** START OF Data shown **

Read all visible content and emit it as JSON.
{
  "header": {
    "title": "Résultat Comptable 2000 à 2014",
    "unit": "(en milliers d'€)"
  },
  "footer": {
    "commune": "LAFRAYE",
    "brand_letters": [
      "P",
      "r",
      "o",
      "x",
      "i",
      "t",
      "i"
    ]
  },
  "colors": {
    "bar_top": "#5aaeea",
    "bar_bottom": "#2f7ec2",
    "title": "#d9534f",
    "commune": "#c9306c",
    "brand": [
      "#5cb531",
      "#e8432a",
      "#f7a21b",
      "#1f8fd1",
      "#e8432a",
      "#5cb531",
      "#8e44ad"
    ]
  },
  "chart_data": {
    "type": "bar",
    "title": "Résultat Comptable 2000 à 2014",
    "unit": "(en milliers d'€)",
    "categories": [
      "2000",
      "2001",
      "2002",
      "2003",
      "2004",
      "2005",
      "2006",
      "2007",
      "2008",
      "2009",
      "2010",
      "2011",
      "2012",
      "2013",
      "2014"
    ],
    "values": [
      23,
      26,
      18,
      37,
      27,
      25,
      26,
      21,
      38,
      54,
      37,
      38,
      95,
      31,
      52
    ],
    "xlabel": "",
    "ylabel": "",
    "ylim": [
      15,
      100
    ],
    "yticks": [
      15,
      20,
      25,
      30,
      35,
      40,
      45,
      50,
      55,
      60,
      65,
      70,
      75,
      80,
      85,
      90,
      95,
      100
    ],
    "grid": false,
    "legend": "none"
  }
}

** END OF Data shown **

| Prompt |
Pull out and copy each line containing the string "unit".

| Output below |
    "unit": "(en milliers d'€)"
    "unit": "(en milliers d'€)",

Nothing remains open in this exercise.